* _WHAT THE EXERCISE ASKS_
Copy out every line of the data where the word "Fagon" is found.
___ TASK MATERIAL ___
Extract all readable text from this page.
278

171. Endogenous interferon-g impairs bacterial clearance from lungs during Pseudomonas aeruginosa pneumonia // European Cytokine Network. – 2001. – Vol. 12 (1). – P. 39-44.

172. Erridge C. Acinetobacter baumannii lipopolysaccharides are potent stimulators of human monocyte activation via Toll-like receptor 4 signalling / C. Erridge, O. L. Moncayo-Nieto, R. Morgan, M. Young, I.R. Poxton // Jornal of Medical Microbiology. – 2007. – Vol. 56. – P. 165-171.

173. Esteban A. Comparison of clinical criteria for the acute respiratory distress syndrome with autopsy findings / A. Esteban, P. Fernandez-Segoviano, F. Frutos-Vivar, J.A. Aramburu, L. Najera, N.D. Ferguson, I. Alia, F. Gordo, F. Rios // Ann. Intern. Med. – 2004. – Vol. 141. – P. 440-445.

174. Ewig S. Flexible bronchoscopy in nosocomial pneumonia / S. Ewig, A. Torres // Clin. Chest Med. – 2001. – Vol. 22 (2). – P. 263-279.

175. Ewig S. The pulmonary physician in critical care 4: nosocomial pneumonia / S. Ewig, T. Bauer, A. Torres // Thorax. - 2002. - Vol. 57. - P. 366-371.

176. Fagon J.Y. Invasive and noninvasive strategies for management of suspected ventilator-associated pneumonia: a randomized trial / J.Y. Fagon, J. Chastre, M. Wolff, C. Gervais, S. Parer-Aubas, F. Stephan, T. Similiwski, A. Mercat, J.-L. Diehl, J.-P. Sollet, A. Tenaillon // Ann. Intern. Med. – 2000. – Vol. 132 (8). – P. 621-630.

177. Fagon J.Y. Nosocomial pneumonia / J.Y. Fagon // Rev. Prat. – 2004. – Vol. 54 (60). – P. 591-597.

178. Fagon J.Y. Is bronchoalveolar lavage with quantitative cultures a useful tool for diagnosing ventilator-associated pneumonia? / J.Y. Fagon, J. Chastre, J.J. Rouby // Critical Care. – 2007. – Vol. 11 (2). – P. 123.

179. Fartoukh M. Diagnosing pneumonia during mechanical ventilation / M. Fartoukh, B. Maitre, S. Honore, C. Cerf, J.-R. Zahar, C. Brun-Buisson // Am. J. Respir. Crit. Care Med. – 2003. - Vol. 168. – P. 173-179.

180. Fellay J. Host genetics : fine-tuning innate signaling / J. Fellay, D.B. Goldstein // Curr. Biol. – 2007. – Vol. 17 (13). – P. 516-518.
___
* _OUTPUT FOR THIS EXERCISE_
176. Fagon J.Y. Invasive and noninvasive strategies for management of suspected ventilator-associated pneumonia: a randomized trial / J.Y. Fagon, J. Chastre, M. Wolff, C. Gervais, S. Parer-Aubas, F. Stephan, T. Similiwski, A. Mercat, J.-L. Diehl, J.-P. Sollet, A. Tenaillon // Ann. Intern. Med. – 2000. – Vol. 132 (8). – P. 621-630.
177. Fagon J.Y. Nosocomial pneumonia / J.Y. Fagon // Rev. Prat. – 2004. – Vol. 54 (60). – P. 591-597.
178. Fagon J.Y. Is bronchoalveolar lavage with quantitative cultures a useful tool for diagnosing ventilator-associated pneumonia? / J.Y. Fagon, J. Chastre, J.J. Rouby // Critical Care. – 2007. – Vol. 11 (2). – P. 123.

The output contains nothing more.